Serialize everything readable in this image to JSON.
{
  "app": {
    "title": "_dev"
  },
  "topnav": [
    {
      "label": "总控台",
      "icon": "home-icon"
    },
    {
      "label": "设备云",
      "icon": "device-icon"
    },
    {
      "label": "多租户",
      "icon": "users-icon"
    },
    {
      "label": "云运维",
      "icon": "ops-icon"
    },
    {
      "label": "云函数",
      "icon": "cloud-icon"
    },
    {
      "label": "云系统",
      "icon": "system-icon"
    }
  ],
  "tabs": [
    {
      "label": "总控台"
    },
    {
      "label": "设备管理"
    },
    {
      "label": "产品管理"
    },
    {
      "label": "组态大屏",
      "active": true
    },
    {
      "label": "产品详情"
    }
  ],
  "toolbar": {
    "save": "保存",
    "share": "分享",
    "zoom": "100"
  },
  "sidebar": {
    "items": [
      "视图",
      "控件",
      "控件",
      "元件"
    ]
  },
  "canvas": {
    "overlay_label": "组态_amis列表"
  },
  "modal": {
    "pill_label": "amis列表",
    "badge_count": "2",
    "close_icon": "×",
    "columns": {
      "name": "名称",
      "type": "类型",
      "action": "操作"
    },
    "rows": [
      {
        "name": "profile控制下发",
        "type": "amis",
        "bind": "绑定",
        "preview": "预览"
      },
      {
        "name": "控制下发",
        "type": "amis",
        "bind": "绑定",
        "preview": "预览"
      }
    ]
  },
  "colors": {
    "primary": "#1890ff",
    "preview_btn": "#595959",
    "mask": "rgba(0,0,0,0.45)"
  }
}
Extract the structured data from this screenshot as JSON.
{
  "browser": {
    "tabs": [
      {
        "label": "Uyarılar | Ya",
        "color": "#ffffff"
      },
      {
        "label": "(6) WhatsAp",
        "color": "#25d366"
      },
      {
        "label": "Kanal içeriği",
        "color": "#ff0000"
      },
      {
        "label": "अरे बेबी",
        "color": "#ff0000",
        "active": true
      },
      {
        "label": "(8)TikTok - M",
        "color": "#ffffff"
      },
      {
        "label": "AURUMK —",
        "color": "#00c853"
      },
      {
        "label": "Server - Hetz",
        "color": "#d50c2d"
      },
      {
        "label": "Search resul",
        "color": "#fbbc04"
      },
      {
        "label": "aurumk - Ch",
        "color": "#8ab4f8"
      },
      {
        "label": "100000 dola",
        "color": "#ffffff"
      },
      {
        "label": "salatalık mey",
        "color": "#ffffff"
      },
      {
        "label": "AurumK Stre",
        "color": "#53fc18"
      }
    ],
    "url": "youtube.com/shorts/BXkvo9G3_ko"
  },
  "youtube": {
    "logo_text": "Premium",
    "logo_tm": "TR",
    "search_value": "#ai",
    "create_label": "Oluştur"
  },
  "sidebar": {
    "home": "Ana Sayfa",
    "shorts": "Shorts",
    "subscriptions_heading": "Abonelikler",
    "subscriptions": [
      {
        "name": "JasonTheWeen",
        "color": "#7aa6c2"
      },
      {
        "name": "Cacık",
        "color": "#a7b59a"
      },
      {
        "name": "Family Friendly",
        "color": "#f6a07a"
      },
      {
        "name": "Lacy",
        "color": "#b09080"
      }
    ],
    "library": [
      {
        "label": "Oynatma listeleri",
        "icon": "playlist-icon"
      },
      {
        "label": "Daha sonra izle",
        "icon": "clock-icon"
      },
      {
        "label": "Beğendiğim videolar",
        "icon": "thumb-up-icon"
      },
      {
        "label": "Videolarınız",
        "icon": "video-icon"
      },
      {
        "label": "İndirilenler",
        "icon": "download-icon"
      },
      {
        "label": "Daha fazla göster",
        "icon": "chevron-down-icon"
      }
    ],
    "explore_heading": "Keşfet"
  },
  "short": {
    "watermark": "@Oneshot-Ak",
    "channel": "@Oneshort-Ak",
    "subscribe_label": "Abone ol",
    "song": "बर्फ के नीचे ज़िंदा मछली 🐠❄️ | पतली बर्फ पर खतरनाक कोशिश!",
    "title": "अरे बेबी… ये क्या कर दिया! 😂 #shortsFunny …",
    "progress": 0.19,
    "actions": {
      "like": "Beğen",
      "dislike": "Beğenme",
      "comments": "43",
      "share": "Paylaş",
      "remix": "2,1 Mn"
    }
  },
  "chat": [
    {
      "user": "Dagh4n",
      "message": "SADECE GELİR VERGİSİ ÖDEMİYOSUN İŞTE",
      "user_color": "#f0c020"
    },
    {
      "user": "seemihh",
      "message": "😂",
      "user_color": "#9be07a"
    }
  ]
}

_ _ _

Gather each line holding the string "message".

§ Written response
      "message": "SADECE GELİR VERGİSİ ÖDEMİYOSUN İŞTE",
      "message": "😂",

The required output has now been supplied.